DUP!? https://forums.gentoo.org/viewtopic.php?t=210089

----------

## himpierre

Hallo

 *Quote:*   

> 
> 
> Ist es möglich zu erfahren, wem eine IP Adresse zuwegissen ist
> 
> 

 

"whois 200.223.215.173" sollte Auskunft geben.

 *Quote:*   

> 
> 
> Ich habe PermitRootLogin no in meine sshd_config. Damit kann man sich niemals als root per ssh einloggen, oder
> 
> 

 

Korrekt.

t.

----------

## sprittwicht

 *pablo_supertux wrote:*   

> Ist es möglich zu erfahren, wem eine IP Adresse zuwegissen ist?

 

http://www.geektools.com/whois.php

Kann ich aber spontan auchnix mit anfangen. Ob das jetzt irgendeine Firma ist, oder ein Miniprovider, auf jeden Fall gehört da jemandem ein Klasse C-Subnetz. Einfach mal an die angegebene Email ne Bitte um Auskunft schicken, wem besagte IP zu besagtem Zeitpunkt zugeordnet war, und was besagte Person auf deinem Server wollte.

 *pablo_supertux wrote:*   

> Ich habe PermitRootLogin no in meine sshd_config. Damit kann man sich niemals als root per ssh einloggen, oder?

 

Sollte so sein, ja. Im Zweifelsfall einfach selbst probieren.  :Wink: 

----------

## RUDIII

ab zu ripe.net dann whois dann die IP eingeben und dann steht da an wen du dich bei strafsachen wenden kannst ( meisstens eine mail adresse ... bei t-offline istz das abuse@t-online.de ) eine internet seite dazu gibs auch.

• [VORLIEGENDE EINTRÄGE]:
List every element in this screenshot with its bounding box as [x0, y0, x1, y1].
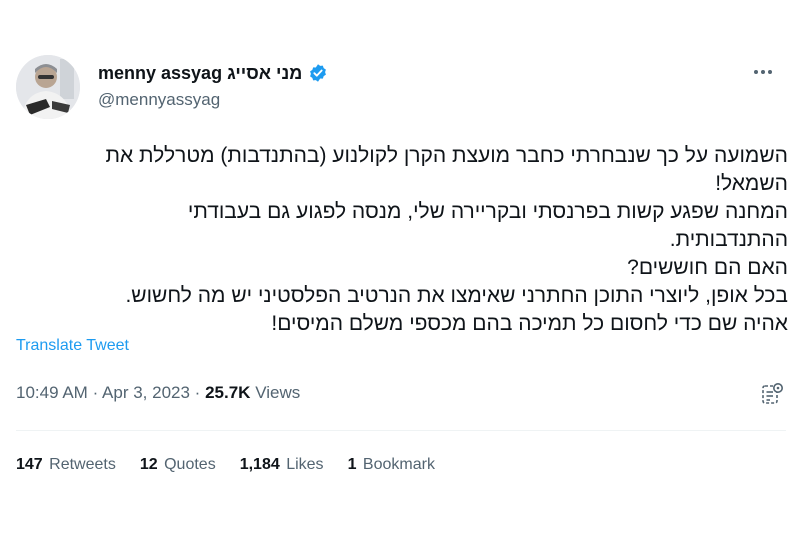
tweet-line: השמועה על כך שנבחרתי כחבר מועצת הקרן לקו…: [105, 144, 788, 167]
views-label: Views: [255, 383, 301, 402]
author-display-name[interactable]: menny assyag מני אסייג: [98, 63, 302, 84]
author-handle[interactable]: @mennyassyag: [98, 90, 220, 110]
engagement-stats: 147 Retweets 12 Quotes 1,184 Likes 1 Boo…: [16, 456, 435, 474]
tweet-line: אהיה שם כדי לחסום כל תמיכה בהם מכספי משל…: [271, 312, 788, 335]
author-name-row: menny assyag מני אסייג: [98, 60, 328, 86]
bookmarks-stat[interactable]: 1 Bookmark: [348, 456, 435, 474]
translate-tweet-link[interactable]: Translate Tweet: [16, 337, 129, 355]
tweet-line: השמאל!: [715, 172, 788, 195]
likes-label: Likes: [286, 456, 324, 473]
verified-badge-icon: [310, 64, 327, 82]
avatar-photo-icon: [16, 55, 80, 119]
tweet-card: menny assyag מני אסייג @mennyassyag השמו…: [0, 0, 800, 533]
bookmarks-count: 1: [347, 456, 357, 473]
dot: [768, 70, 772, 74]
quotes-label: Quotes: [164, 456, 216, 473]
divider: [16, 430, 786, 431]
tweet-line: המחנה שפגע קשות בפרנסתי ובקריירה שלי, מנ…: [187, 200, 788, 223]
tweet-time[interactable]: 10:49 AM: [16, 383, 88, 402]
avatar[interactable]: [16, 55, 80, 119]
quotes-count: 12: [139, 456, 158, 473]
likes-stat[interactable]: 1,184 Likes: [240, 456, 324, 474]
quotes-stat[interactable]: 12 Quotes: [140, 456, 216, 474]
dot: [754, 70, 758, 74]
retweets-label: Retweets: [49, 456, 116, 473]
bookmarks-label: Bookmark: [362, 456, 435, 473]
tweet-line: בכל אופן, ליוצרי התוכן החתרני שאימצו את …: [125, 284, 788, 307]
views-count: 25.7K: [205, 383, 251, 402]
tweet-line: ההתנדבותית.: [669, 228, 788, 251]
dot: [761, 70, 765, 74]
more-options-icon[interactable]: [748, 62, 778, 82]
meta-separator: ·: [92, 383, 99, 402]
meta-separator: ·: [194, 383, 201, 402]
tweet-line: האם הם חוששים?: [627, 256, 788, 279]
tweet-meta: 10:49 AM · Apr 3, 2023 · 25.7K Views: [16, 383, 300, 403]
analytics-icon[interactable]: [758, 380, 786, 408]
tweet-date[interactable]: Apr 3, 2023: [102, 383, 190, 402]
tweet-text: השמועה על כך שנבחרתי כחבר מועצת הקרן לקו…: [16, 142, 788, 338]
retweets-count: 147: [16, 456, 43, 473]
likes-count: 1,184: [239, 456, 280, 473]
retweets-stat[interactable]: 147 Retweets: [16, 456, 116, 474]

...

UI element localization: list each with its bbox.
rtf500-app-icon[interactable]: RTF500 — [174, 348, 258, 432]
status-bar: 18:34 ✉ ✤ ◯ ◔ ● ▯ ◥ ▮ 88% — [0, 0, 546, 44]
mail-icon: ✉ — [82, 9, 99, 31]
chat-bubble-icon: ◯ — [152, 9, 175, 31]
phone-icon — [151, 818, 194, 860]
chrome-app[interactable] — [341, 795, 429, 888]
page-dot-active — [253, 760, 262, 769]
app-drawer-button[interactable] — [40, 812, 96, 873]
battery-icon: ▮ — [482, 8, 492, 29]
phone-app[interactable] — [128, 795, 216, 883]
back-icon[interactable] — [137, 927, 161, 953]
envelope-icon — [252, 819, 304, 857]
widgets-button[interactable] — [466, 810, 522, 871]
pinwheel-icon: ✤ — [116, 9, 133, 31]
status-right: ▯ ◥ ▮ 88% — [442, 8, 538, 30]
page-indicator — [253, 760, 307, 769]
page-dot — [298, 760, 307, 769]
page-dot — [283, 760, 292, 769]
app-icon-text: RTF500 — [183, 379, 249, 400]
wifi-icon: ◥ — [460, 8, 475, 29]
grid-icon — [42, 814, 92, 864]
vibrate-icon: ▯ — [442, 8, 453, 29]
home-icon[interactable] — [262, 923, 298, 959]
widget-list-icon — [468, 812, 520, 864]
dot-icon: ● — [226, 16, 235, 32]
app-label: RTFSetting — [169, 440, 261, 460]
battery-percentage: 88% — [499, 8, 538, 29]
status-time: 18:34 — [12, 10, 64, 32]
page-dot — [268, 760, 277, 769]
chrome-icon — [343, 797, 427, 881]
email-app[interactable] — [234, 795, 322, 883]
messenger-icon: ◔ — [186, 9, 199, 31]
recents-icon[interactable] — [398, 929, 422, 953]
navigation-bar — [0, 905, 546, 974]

---

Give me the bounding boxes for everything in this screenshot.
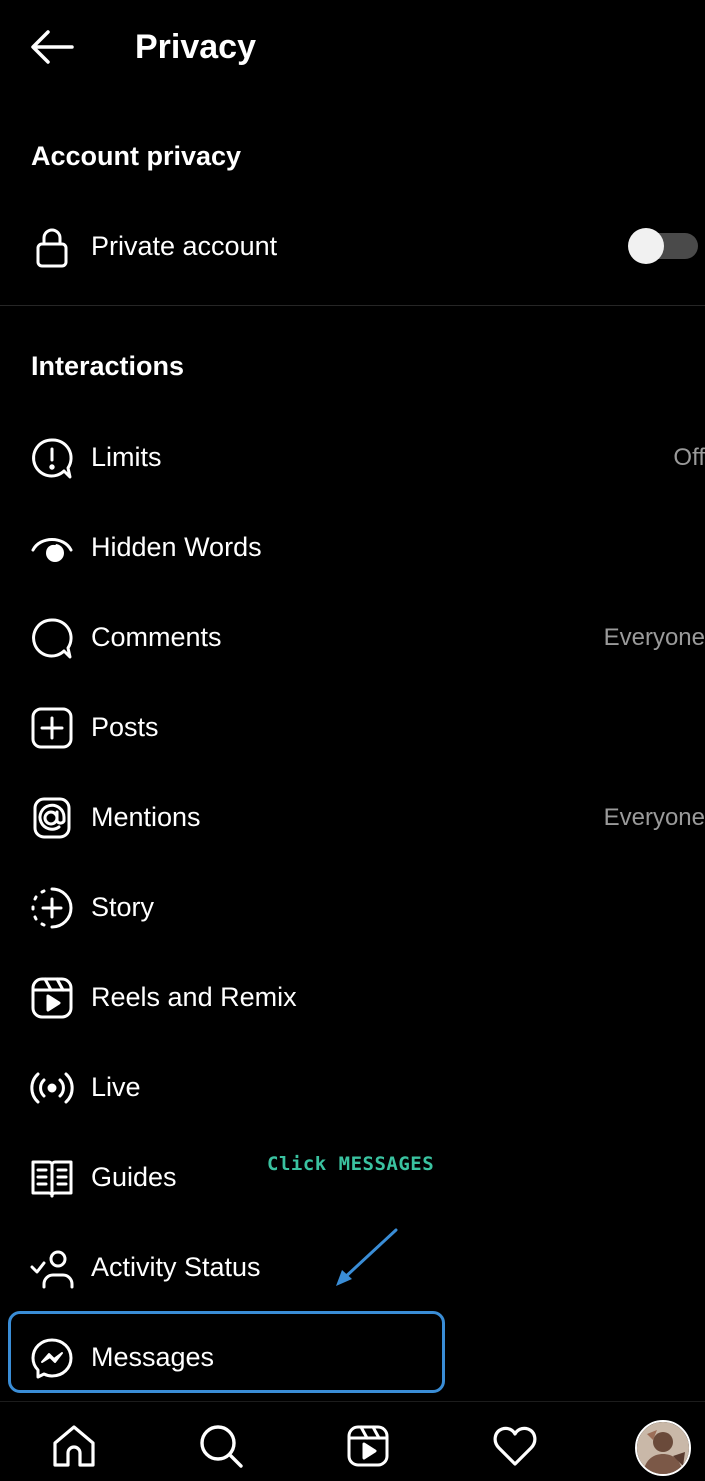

• [GESTELLTE AUFGABE 1]:
An welche E-Mail-Adresse wendet man sich laut dem Artikel bei T-Online in Strafsachen?
• [GESTELLTE AUFGABE 2]:
Gib aus dem Artikel den Abschnitt von „Kann ich aber“ bis „ssh einloggen, oder?“ wortgetreu aus.
• [GESTELLTE AUFGABE 3]:
Nimm den Artikel über whois-Abfragen und den Root-Login per SSH dort wieder auf, wo er aufhört, und schreibe ihn weiter.

• [ERGEBNIS 1]:
An abuse@t-online.de.

• [ERGEBNIS 2]:
Kann ich aber spontan auchnix mit anfangen. Ob das jetzt irgendeine Firma ist, oder ein Miniprovider, auf jeden Fall gehört da jemandem ein Klasse C-Subnetz. Einfach mal an die angegebene Email ne Bitte um Auskunft schicken, wem besagte IP zu besagtem Zeitpunkt zugeordnet war, und was besagte Person auf deinem Server wollte.

 *pablo_supertux wrote:*   

> Ich habe PermitRootLogin no in meine sshd_config. Damit kann man sich niemals als root per ssh einloggen, oder?

• [ERGEBNIS 3]:
rudi

----------

## pablo_supertux

Hey, danke für die schnellen Antworten  :Smile: 

----------

## ruth

hi zusammen...

also kinderchen: *reusper*

erstens treibt zur zeit ein wurm sein unwesen, der sich mit

usernamen wie

test

guest

login

admin

versucht per ssh einzuloggen (und das schon seit min. 2 monaten...)   :Rolling Eyes: 

dann:

du hast weder seine IP Adresse (man dialin / man proxy)

noch juckt es irgendeinen ISP dieser welt, ob sich jemand auf deinem rechner einloggen will...

nur um das mal ganz klar zu sagen...

du bietest halt einen dienst öffentlich im inet an. - das wars...

ein verbindungsversuch ist nicht strafbar.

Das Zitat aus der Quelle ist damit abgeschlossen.